Look through the data for the string "habet". Copy every line where it is found.
Recorded data start
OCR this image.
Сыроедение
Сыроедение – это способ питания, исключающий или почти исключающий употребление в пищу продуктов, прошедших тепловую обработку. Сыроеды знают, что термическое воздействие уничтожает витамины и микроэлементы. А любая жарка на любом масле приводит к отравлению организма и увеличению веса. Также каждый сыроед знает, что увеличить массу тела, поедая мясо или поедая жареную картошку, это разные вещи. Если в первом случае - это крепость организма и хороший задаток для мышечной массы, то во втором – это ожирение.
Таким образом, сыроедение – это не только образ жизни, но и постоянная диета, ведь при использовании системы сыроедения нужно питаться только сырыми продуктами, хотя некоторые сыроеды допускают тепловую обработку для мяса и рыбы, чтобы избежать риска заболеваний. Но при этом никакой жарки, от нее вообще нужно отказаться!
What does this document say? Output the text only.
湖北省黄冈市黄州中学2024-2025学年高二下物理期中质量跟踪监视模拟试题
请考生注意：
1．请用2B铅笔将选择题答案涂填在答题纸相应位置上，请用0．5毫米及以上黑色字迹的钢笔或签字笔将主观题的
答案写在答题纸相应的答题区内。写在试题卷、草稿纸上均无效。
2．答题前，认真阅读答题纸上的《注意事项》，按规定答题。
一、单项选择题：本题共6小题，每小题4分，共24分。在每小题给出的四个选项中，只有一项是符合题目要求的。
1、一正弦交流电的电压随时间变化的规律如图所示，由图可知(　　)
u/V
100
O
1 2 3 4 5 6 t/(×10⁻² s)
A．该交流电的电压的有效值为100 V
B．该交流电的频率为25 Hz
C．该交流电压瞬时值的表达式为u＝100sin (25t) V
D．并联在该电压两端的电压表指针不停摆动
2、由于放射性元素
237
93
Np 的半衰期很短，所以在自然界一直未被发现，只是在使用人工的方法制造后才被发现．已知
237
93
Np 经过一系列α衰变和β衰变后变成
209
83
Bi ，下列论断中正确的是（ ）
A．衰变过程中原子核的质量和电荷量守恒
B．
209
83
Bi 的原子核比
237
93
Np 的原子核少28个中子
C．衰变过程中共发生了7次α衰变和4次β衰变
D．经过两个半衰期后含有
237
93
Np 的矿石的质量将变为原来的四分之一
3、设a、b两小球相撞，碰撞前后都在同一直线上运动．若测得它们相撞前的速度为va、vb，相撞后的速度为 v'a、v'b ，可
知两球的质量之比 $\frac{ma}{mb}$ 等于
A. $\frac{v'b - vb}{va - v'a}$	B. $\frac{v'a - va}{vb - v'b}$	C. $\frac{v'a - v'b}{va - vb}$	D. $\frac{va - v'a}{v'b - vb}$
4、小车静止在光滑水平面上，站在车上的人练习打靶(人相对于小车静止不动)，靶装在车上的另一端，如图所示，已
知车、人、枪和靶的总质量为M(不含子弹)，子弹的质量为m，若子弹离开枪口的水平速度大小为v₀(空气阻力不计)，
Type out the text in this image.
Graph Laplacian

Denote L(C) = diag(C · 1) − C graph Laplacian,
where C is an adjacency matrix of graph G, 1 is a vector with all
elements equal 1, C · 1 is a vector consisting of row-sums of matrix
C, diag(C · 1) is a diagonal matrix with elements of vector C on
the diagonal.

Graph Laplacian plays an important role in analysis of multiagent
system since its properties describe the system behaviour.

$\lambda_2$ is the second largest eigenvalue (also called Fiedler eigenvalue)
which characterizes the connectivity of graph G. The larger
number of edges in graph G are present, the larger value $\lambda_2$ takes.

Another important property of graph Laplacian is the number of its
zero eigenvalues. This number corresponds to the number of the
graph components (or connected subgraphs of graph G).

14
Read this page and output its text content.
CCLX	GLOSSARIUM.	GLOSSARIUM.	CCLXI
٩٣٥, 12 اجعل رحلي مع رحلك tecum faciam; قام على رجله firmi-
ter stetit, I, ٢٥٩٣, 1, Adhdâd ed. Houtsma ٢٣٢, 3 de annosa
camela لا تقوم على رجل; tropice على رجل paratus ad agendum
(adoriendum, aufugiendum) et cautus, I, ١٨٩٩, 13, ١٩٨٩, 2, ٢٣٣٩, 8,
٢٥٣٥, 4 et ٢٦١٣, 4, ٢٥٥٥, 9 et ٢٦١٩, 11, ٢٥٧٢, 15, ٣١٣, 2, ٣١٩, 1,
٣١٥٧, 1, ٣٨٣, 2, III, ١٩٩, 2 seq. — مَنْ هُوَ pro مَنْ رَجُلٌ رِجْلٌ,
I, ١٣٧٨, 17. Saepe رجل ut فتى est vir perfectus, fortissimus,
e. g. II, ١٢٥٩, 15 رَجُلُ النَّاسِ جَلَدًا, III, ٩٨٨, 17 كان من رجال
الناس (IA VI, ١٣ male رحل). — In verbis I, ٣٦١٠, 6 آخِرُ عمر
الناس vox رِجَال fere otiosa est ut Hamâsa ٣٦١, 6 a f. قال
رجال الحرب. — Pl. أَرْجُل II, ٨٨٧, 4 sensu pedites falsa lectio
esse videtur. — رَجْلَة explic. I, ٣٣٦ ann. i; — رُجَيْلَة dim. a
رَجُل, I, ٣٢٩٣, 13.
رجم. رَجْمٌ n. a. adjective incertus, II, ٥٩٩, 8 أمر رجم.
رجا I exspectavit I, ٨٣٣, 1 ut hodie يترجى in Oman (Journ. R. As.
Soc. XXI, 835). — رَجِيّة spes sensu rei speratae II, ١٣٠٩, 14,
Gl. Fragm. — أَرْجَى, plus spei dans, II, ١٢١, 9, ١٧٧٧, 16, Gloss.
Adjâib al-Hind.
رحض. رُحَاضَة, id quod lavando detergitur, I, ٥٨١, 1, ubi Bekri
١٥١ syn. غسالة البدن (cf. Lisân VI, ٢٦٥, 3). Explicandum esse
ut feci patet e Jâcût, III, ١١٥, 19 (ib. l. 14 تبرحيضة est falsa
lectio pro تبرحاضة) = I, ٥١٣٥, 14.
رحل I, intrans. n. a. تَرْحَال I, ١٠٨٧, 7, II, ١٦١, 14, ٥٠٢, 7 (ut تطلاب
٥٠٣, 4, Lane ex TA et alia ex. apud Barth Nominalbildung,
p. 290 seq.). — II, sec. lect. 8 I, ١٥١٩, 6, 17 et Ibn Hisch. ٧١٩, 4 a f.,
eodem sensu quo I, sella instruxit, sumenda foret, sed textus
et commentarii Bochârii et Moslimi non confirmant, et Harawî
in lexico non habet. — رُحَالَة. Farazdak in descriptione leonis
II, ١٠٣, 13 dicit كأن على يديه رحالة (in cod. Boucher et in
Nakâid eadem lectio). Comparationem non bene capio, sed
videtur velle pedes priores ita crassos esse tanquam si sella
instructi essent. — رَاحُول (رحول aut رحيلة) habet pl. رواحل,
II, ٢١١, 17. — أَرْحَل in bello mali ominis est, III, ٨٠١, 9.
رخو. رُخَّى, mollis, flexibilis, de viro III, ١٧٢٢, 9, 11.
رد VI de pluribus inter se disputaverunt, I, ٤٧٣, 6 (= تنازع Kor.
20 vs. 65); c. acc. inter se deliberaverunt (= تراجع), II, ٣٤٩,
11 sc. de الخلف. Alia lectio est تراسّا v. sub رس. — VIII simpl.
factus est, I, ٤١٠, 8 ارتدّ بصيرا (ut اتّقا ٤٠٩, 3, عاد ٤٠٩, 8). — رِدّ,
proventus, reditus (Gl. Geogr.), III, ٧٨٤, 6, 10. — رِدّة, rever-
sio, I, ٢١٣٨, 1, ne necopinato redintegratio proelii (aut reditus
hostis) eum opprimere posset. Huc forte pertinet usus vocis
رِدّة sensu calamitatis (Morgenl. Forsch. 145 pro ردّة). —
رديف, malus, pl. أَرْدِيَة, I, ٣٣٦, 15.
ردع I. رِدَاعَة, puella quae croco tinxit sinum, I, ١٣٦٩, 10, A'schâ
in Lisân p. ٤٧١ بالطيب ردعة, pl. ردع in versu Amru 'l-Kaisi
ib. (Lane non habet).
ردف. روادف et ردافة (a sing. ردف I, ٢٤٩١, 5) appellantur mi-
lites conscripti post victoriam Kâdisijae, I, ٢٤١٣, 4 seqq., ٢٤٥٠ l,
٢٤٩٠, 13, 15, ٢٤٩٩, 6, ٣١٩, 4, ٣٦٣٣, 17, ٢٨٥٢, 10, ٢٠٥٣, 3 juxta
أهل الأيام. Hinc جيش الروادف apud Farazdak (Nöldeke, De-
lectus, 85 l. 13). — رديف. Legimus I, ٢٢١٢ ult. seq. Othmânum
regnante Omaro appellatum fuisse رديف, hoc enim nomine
Recorded data end
Reply to the exercise:
in lexico non habet. — رُحَالَة. Farazdak in descriptione leonis
instructi essent. — رَاحُول (رحول aut رحيلة) habet pl. رواحل,
ib. (Lane non habet).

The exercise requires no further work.